(Items listed in a dataset)
☆ ☆ ☆ ☆

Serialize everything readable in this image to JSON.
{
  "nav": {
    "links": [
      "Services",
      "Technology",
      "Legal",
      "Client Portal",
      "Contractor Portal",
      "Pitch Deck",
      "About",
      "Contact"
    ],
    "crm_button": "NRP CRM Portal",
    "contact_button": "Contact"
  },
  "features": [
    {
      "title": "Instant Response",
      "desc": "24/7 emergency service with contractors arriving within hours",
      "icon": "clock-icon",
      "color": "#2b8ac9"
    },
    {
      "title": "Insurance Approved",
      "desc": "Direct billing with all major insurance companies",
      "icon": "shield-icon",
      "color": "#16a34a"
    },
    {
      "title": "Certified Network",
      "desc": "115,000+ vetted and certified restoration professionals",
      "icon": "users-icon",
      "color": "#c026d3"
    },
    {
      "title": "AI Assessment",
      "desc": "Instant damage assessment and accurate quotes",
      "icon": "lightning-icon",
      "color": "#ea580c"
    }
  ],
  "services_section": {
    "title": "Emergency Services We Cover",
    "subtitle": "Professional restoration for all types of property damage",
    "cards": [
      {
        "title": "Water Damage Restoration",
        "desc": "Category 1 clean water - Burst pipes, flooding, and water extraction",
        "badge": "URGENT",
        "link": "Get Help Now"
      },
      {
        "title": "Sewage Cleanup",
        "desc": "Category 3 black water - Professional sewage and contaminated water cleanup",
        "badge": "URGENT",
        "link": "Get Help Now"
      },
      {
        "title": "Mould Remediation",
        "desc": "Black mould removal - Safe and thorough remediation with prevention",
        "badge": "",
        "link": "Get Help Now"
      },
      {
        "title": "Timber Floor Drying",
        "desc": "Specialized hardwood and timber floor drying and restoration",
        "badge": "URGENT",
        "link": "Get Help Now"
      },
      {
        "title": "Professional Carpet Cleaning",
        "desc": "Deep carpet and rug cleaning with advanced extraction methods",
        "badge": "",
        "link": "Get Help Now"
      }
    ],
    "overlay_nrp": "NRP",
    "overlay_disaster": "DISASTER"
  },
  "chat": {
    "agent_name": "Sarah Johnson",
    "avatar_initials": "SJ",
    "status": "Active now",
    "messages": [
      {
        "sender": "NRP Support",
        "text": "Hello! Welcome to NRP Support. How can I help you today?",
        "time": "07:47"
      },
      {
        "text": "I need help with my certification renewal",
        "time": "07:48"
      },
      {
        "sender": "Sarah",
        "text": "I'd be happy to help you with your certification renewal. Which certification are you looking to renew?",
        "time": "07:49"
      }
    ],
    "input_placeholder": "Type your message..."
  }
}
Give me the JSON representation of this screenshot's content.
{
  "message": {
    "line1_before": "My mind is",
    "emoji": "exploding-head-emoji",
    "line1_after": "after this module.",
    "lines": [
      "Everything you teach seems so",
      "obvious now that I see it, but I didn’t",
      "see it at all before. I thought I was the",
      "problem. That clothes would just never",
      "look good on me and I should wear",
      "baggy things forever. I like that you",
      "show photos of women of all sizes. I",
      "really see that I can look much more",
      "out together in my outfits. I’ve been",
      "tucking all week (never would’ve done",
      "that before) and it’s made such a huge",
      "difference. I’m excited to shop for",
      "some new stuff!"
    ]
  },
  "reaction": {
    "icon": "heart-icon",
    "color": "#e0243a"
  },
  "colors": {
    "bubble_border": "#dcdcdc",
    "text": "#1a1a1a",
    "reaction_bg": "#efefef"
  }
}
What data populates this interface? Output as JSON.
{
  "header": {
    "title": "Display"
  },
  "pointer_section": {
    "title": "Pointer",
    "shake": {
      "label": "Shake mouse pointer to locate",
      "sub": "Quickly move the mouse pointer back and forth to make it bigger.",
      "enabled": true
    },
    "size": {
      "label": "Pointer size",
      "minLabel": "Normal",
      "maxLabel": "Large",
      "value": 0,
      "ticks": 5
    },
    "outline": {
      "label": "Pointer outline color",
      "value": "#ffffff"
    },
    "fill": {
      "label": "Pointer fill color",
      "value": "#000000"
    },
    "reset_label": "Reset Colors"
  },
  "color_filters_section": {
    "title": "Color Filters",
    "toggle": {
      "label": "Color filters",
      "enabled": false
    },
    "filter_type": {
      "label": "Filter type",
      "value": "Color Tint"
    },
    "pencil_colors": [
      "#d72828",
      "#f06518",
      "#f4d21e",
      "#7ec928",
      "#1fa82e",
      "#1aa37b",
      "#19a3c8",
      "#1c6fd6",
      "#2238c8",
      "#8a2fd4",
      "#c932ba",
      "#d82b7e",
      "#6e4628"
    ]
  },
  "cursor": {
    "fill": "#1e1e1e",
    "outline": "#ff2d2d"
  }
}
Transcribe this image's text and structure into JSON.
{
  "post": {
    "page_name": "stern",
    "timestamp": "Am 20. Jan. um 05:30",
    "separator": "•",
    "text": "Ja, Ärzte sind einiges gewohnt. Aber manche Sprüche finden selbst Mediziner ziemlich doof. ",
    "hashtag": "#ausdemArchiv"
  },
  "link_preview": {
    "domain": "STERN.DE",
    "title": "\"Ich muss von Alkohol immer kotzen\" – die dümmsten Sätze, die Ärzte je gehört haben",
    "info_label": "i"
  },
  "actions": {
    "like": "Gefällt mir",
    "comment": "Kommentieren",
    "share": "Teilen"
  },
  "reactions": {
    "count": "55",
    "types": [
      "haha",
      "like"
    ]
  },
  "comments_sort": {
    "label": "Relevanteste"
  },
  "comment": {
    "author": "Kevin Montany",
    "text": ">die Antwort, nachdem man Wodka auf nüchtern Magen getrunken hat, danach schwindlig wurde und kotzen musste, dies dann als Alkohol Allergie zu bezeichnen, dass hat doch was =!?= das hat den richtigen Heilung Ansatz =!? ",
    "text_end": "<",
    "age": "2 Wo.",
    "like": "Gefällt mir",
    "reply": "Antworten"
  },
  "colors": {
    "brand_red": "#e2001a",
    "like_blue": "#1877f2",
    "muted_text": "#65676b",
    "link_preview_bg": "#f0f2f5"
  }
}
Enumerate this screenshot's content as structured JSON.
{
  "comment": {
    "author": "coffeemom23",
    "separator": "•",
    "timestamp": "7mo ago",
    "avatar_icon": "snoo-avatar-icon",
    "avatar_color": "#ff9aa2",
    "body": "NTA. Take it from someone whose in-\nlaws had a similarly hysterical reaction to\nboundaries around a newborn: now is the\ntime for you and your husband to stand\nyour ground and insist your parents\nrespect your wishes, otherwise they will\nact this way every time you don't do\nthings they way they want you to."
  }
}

☆ ☆ ☆ ☆

Prompt: Every entry must be output again, exactly as written above.

Task solution:
Serialize everything readable in this image to JSON.
{
  "nav": {
    "links": [
      "Services",
      "Technology",
      "Legal",
      "Client Portal",
      "Contractor Portal",
      "Pitch Deck",
      "About",
      "Contact"
    ],
    "crm_button": "NRP CRM Portal",
    "contact_button": "Contact"
  },
  "features": [
    {
      "title": "Instant Response",
      "desc": "24/7 emergency service with contractors arriving within hours",
      "icon": "clock-icon",
      "color": "#2b8ac9"
    },
    {
      "title": "Insurance Approved",
      "desc": "Direct billing with all major insurance companies",
      "icon": "shield-icon",
      "color": "#16a34a"
    },
    {
      "title": "Certified Network",
      "desc": "115,000+ vetted and certified restoration professionals",
      "icon": "users-icon",
      "color": "#c026d3"
    },
    {
      "title": "AI Assessment",
      "desc": "Instant damage assessment and accurate quotes",
      "icon": "lightning-icon",
      "color": "#ea580c"
    }
  ],
  "services_section": {
    "title": "Emergency Services We Cover",
    "subtitle": "Professional restoration for all types of property damage",
    "cards": [
      {
        "title": "Water Damage Restoration",
        "desc": "Category 1 clean water - Burst pipes, flooding, and water extraction",
        "badge": "URGENT",
        "link": "Get Help Now"
      },
      {
        "title": "Sewage Cleanup",
        "desc": "Category 3 black water - Professional sewage and contaminated water cleanup",
        "badge": "URGENT",
        "link": "Get Help Now"
      },
      {
        "title": "Mould Remediation",
        "desc": "Black mould removal - Safe and thorough remediation with prevention",
        "badge": "",
        "link": "Get Help Now"
      },
      {
        "title": "Timber Floor Drying",
        "desc": "Specialized hardwood and timber floor drying and restoration",
        "badge": "URGENT",
        "link": "Get Help Now"
      },
      {
        "title": "Professional Carpet Cleaning",
        "desc": "Deep carpet and rug cleaning with advanced extraction methods",
        "badge": "",
        "link": "Get Help Now"
      }
    ],
    "overlay_nrp": "NRP",
    "overlay_disaster": "DISASTER"
  },
  "chat": {
    "agent_name": "Sarah Johnson",
    "avatar_initials": "SJ",
    "status": "Active now",
    "messages": [
      {
        "sender": "NRP Support",
        "text": "Hello! Welcome to NRP Support. How can I help you today?",
        "time": "07:47"
      },
      {
        "text": "I need help with my certification renewal",
        "time": "07:48"
      },
      {
        "sender": "Sarah",
        "text": "I'd be happy to help you with your certification renewal. Which certification are you looking to renew?",
        "time": "07:49"
      }
    ],
    "input_placeholder": "Type your message..."
  }
}
Give me the JSON representation of this screenshot's content.
{
  "message": {
    "line1_before": "My mind is",
    "emoji": "exploding-head-emoji",
    "line1_after": "after this module.",
    "lines": [
      "Everything you teach seems so",
      "obvious now that I see it, but I didn’t",
      "see it at all before. I thought I was the",
      "problem. That clothes would just never",
      "look good on me and I should wear",
      "baggy things forever. I like that you",
      "show photos of women of all sizes. I",
      "really see that I can look much more",
      "out together in my outfits. I’ve been",
      "tucking all week (never would’ve done",
      "that before) and it’s made such a huge",
      "difference. I’m excited to shop for",
      "some new stuff!"
    ]
  },
  "reaction": {
    "icon": "heart-icon",
    "color": "#e0243a"
  },
  "colors": {
    "bubble_border": "#dcdcdc",
    "text": "#1a1a1a",
    "reaction_bg": "#efefef"
  }
}
What data populates this interface? Output as JSON.
{
  "header": {
    "title": "Display"
  },
  "pointer_section": {
    "title": "Pointer",
    "shake": {
      "label": "Shake mouse pointer to locate",
      "sub": "Quickly move the mouse pointer back and forth to make it bigger.",
      "enabled": true
    },
    "size": {
      "label": "Pointer size",
      "minLabel": "Normal",
      "maxLabel": "Large",
      "value": 0,
      "ticks": 5
    },
    "outline": {
      "label": "Pointer outline color",
      "value": "#ffffff"
    },
    "fill": {
      "label": "Pointer fill color",
      "value": "#000000"
    },
    "reset_label": "Reset Colors"
  },
  "color_filters_section": {
    "title": "Color Filters",
    "toggle": {
      "label": "Color filters",
      "enabled": false
    },
    "filter_type": {
      "label": "Filter type",
      "value": "Color Tint"
    },
    "pencil_colors": [
      "#d72828",
      "#f06518",
      "#f4d21e",
      "#7ec928",
      "#1fa82e",
      "#1aa37b",
      "#19a3c8",
      "#1c6fd6",
      "#2238c8",
      "#8a2fd4",
      "#c932ba",
      "#d82b7e",
      "#6e4628"
    ]
  },
  "cursor": {
    "fill": "#1e1e1e",
    "outline": "#ff2d2d"
  }
}
Transcribe this image's text and structure into JSON.
{
  "post": {
    "page_name": "stern",
    "timestamp": "Am 20. Jan. um 05:30",
    "separator": "•",
    "text": "Ja, Ärzte sind einiges gewohnt. Aber manche Sprüche finden selbst Mediziner ziemlich doof. ",
    "hashtag": "#ausdemArchiv"
  },
  "link_preview": {
    "domain": "STERN.DE",
    "title": "\"Ich muss von Alkohol immer kotzen\" – die dümmsten Sätze, die Ärzte je gehört haben",
    "info_label": "i"
  },
  "actions": {
    "like": "Gefällt mir",
    "comment": "Kommentieren",
    "share": "Teilen"
  },
  "reactions": {
    "count": "55",
    "types": [
      "haha",
      "like"
    ]
  },
  "comments_sort": {
    "label": "Relevanteste"
  },
  "comment": {
    "author": "Kevin Montany",
    "text": ">die Antwort, nachdem man Wodka auf nüchtern Magen getrunken hat, danach schwindlig wurde und kotzen musste, dies dann als Alkohol Allergie zu bezeichnen, dass hat doch was =!?= das hat den richtigen Heilung Ansatz =!? ",
    "text_end": "<",
    "age": "2 Wo.",
    "like": "Gefällt mir",
    "reply": "Antworten"
  },
  "colors": {
    "brand_red": "#e2001a",
    "like_blue": "#1877f2",
    "muted_text": "#65676b",
    "link_preview_bg": "#f0f2f5"
  }
}
Enumerate this screenshot's content as structured JSON.
{
  "comment": {
    "author": "coffeemom23",
    "separator": "•",
    "timestamp": "7mo ago",
    "avatar_icon": "snoo-avatar-icon",
    "avatar_color": "#ff9aa2",
    "body": "NTA. Take it from someone whose in-\nlaws had a similarly hysterical reaction to\nboundaries around a newborn: now is the\ntime for you and your husband to stand\nyour ground and insist your parents\nrespect your wishes, otherwise they will\nact this way every time you don't do\nthings they way they want you to."
  }
}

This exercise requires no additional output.